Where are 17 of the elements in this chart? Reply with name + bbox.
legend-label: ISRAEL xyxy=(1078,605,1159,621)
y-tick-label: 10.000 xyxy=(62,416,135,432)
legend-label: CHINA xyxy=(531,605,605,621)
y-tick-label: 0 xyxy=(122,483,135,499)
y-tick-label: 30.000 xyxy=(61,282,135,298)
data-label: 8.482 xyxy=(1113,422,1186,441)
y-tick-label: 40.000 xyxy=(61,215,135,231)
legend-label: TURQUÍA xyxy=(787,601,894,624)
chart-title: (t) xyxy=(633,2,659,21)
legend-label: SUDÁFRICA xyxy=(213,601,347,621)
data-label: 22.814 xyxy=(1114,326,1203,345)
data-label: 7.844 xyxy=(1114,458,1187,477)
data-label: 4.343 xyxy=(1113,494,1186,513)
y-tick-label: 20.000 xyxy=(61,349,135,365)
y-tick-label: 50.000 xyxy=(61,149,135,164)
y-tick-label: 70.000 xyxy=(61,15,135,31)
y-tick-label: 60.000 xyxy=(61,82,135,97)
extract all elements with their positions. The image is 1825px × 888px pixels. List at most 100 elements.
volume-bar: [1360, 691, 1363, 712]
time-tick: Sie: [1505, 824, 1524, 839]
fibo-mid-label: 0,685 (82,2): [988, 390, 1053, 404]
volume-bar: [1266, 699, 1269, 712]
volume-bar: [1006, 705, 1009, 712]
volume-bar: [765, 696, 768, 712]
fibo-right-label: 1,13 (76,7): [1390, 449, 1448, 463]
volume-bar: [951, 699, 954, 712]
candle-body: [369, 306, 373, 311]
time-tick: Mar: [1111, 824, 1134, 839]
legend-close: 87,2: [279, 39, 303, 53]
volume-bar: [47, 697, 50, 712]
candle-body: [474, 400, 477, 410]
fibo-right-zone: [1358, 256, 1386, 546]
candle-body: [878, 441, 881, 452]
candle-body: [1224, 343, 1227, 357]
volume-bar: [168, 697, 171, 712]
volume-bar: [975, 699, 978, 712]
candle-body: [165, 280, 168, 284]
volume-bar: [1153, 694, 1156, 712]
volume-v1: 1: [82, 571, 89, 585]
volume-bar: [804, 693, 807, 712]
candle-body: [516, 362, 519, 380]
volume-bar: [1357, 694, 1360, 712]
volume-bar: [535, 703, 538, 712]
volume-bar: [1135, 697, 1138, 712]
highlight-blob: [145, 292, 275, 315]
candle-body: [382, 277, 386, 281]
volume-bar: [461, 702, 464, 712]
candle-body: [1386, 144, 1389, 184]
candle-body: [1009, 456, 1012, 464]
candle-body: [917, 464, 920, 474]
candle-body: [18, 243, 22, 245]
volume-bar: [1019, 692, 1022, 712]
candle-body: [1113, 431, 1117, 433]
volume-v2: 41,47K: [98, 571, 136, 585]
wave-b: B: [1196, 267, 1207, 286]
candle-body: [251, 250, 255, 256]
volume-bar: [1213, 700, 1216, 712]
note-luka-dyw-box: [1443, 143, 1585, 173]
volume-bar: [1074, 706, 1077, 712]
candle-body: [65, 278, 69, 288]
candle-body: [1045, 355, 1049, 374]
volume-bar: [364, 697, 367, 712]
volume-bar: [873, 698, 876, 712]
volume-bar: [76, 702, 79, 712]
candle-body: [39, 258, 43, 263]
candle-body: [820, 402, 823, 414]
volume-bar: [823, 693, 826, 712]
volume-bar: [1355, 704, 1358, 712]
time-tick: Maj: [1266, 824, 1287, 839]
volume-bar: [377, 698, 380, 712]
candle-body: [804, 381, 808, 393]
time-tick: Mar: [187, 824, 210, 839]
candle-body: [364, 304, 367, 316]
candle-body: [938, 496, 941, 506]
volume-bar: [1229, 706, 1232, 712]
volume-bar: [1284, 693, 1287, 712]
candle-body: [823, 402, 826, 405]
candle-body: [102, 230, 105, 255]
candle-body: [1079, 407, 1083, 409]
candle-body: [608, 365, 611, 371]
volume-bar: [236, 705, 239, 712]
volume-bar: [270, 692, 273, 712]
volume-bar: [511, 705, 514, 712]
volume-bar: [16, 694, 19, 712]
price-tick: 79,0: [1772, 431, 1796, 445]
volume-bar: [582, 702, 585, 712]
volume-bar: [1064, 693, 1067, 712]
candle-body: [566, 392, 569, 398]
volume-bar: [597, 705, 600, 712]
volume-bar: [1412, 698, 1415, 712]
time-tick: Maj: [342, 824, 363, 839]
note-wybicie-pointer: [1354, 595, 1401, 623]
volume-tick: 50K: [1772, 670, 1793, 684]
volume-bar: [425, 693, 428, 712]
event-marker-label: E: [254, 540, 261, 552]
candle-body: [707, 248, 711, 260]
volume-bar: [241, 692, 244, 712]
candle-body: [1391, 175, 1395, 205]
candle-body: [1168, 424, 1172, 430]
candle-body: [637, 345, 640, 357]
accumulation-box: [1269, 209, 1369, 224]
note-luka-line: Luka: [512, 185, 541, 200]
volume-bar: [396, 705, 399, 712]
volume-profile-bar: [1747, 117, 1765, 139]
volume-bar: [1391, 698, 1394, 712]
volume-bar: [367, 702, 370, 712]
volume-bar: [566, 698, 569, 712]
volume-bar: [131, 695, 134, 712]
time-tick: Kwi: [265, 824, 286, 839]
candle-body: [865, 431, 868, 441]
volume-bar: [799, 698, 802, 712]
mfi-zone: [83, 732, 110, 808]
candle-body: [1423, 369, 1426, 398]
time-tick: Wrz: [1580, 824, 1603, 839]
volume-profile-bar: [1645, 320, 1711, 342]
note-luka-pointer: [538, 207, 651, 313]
────────────────────
= DIRECTION =
Reproduce all of the items above verbatim, line for line, with every character kept the same.

= RESULT OF THIS EXERCISE =
Where are 17 of the elements in this chart? Reply with name + bbox.
legend-label: ISRAEL xyxy=(1078,605,1159,621)
y-tick-label: 10.000 xyxy=(62,416,135,432)
legend-label: CHINA xyxy=(531,605,605,621)
y-tick-label: 0 xyxy=(122,483,135,499)
y-tick-label: 30.000 xyxy=(61,282,135,298)
data-label: 8.482 xyxy=(1113,422,1186,441)
y-tick-label: 40.000 xyxy=(61,215,135,231)
legend-label: TURQUÍA xyxy=(787,601,894,624)
chart-title: (t) xyxy=(633,2,659,21)
legend-label: SUDÁFRICA xyxy=(213,601,347,621)
data-label: 22.814 xyxy=(1114,326,1203,345)
data-label: 7.844 xyxy=(1114,458,1187,477)
data-label: 4.343 xyxy=(1113,494,1186,513)
y-tick-label: 20.000 xyxy=(61,349,135,365)
y-tick-label: 50.000 xyxy=(61,149,135,164)
y-tick-label: 70.000 xyxy=(61,15,135,31)
y-tick-label: 60.000 xyxy=(61,82,135,97)
extract all elements with their positions. The image is 1825px × 888px pixels. List at most 100 elements.
volume-bar: [1360, 691, 1363, 712]
time-tick: Sie: [1505, 824, 1524, 839]
fibo-mid-label: 0,685 (82,2): [988, 390, 1053, 404]
volume-bar: [1266, 699, 1269, 712]
volume-bar: [1006, 705, 1009, 712]
volume-bar: [765, 696, 768, 712]
fibo-right-label: 1,13 (76,7): [1390, 449, 1448, 463]
volume-bar: [951, 699, 954, 712]
candle-body: [369, 306, 373, 311]
time-tick: Mar: [1111, 824, 1134, 839]
legend-close: 87,2: [279, 39, 303, 53]
volume-bar: [47, 697, 50, 712]
candle-body: [474, 400, 477, 410]
fibo-right-zone: [1358, 256, 1386, 546]
candle-body: [878, 441, 881, 452]
candle-body: [1224, 343, 1227, 357]
volume-bar: [168, 697, 171, 712]
volume-bar: [975, 699, 978, 712]
candle-body: [165, 280, 168, 284]
volume-bar: [1153, 694, 1156, 712]
volume-v1: 1: [82, 571, 89, 585]
volume-bar: [804, 693, 807, 712]
candle-body: [516, 362, 519, 380]
volume-bar: [1357, 694, 1360, 712]
volume-bar: [535, 703, 538, 712]
volume-bar: [1135, 697, 1138, 712]
highlight-blob: [145, 292, 275, 315]
candle-body: [382, 277, 386, 281]
volume-bar: [461, 702, 464, 712]
candle-body: [1386, 144, 1389, 184]
candle-body: [1009, 456, 1012, 464]
candle-body: [917, 464, 920, 474]
candle-body: [18, 243, 22, 245]
volume-bar: [1019, 692, 1022, 712]
candle-body: [1113, 431, 1117, 433]
volume-v2: 41,47K: [98, 571, 136, 585]
wave-b: B: [1196, 267, 1207, 286]
candle-body: [251, 250, 255, 256]
volume-bar: [1213, 700, 1216, 712]
note-luka-dyw-box: [1443, 143, 1585, 173]
volume-bar: [1074, 706, 1077, 712]
candle-body: [65, 278, 69, 288]
candle-body: [1045, 355, 1049, 374]
volume-bar: [364, 697, 367, 712]
volume-bar: [873, 698, 876, 712]
volume-bar: [76, 702, 79, 712]
candle-body: [39, 258, 43, 263]
candle-body: [820, 402, 823, 414]
volume-bar: [823, 693, 826, 712]
volume-bar: [1355, 704, 1358, 712]
time-tick: Maj: [1266, 824, 1287, 839]
volume-bar: [377, 698, 380, 712]
candle-body: [804, 381, 808, 393]
time-tick: Mar: [187, 824, 210, 839]
candle-body: [364, 304, 367, 316]
candle-body: [938, 496, 941, 506]
volume-bar: [1229, 706, 1232, 712]
volume-bar: [1284, 693, 1287, 712]
candle-body: [823, 402, 826, 405]
candle-body: [102, 230, 105, 255]
candle-body: [1079, 407, 1083, 409]
candle-body: [608, 365, 611, 371]
volume-bar: [236, 705, 239, 712]
volume-bar: [270, 692, 273, 712]
volume-bar: [511, 705, 514, 712]
volume-bar: [16, 694, 19, 712]
price-tick: 79,0: [1772, 431, 1796, 445]
volume-bar: [582, 702, 585, 712]
volume-bar: [1064, 693, 1067, 712]
candle-body: [566, 392, 569, 398]
volume-bar: [597, 705, 600, 712]
volume-bar: [1412, 698, 1415, 712]
time-tick: Maj: [342, 824, 363, 839]
note-wybicie-pointer: [1354, 595, 1401, 623]
volume-tick: 50K: [1772, 670, 1793, 684]
volume-bar: [425, 693, 428, 712]
event-marker-label: E: [254, 540, 261, 552]
candle-body: [707, 248, 711, 260]
volume-bar: [241, 692, 244, 712]
candle-body: [1391, 175, 1395, 205]
candle-body: [1168, 424, 1172, 430]
candle-body: [637, 345, 640, 357]
accumulation-box: [1269, 209, 1369, 224]
note-luka-line: Luka: [512, 185, 541, 200]
volume-bar: [396, 705, 399, 712]
volume-profile-bar: [1747, 117, 1765, 139]
volume-bar: [1391, 698, 1394, 712]
volume-bar: [367, 702, 370, 712]
volume-bar: [566, 698, 569, 712]
volume-bar: [131, 695, 134, 712]
time-tick: Kwi: [265, 824, 286, 839]
candle-body: [865, 431, 868, 441]
volume-bar: [799, 698, 802, 712]
mfi-zone: [83, 732, 110, 808]
candle-body: [1423, 369, 1426, 398]
time-tick: Wrz: [1580, 824, 1603, 839]
volume-profile-bar: [1645, 320, 1711, 342]
note-luka-pointer: [538, 207, 651, 313]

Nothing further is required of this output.